GIVEN TASK – Gather all lines from the material that contain "года".

PROVIDED RECORDS –
□ □ □

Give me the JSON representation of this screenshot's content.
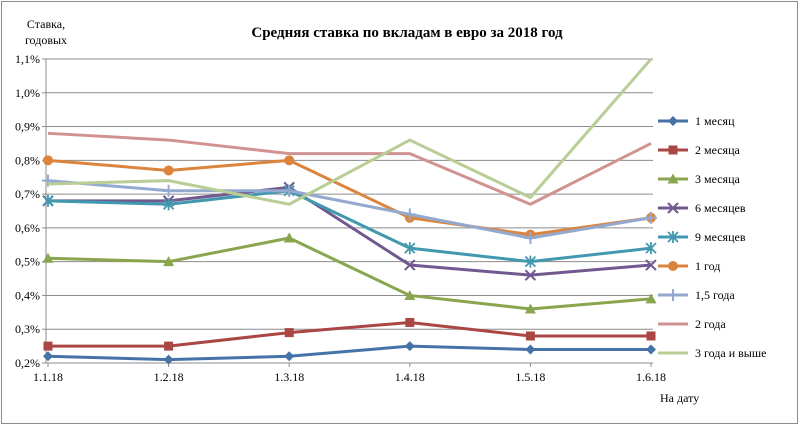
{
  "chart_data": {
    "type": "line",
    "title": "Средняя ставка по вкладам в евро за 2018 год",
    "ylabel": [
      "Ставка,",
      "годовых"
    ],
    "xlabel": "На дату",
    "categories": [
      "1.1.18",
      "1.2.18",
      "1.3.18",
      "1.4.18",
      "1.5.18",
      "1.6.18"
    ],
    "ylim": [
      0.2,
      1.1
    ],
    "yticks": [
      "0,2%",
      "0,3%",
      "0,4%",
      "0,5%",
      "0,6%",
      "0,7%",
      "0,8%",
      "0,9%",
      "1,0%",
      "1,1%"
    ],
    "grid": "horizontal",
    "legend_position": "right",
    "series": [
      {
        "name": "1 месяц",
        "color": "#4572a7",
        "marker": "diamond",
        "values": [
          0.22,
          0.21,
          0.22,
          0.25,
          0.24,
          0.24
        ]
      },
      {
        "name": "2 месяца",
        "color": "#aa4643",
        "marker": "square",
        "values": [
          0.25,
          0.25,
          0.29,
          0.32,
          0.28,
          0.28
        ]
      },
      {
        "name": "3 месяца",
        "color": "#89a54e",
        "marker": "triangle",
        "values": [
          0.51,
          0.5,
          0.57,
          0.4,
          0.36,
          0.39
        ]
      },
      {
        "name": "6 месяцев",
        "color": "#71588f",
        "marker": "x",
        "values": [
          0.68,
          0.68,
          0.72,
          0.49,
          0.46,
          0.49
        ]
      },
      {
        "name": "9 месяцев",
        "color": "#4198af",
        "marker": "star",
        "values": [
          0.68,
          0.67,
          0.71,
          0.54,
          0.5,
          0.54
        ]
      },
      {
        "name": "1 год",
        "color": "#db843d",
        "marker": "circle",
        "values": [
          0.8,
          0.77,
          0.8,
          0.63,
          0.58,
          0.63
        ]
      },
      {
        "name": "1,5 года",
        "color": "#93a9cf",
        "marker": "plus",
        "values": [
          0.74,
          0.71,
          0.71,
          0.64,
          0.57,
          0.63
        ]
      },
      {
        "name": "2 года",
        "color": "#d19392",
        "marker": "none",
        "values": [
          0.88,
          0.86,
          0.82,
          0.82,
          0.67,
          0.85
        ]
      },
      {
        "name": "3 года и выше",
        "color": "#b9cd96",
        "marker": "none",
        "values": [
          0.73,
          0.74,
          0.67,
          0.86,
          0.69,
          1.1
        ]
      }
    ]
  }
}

□ □ □

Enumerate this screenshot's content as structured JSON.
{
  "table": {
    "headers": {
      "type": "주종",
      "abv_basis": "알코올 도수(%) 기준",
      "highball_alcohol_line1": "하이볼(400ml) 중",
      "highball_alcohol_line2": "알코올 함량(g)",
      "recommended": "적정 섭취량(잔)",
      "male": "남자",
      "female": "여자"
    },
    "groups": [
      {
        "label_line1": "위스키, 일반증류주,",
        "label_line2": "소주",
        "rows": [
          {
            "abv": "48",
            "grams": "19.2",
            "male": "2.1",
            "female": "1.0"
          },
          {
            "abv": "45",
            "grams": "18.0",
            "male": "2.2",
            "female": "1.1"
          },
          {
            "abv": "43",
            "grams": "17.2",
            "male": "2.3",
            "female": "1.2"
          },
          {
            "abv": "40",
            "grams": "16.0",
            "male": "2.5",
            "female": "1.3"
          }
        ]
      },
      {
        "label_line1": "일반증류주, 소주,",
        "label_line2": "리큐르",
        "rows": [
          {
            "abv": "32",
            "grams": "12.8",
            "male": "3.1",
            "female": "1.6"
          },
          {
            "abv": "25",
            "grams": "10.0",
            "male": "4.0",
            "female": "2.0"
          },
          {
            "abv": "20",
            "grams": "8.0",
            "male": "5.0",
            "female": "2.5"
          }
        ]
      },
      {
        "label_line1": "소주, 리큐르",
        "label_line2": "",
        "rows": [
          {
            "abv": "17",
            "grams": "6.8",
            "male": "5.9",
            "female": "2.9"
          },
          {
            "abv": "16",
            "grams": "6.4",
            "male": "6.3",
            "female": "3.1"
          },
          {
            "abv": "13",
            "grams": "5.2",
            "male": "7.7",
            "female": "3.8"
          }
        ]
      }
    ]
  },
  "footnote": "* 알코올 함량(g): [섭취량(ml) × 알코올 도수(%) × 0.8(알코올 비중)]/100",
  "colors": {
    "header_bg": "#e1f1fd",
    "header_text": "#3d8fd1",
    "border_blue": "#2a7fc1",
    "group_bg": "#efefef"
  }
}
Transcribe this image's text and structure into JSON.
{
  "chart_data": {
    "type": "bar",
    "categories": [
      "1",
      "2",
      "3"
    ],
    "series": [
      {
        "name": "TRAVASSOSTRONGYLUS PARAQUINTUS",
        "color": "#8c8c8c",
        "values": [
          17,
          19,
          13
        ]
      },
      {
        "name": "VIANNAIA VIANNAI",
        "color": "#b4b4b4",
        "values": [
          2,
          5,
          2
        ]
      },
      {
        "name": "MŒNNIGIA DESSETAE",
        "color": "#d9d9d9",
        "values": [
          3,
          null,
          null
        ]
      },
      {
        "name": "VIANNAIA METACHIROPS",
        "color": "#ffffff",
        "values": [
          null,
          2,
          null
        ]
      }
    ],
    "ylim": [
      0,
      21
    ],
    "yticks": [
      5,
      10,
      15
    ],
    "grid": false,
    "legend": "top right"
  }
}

□ □ □

WRITTEN ANSWER –
        "name": "1,5 года",
        "name": "2 года",
        "name": "3 года и выше",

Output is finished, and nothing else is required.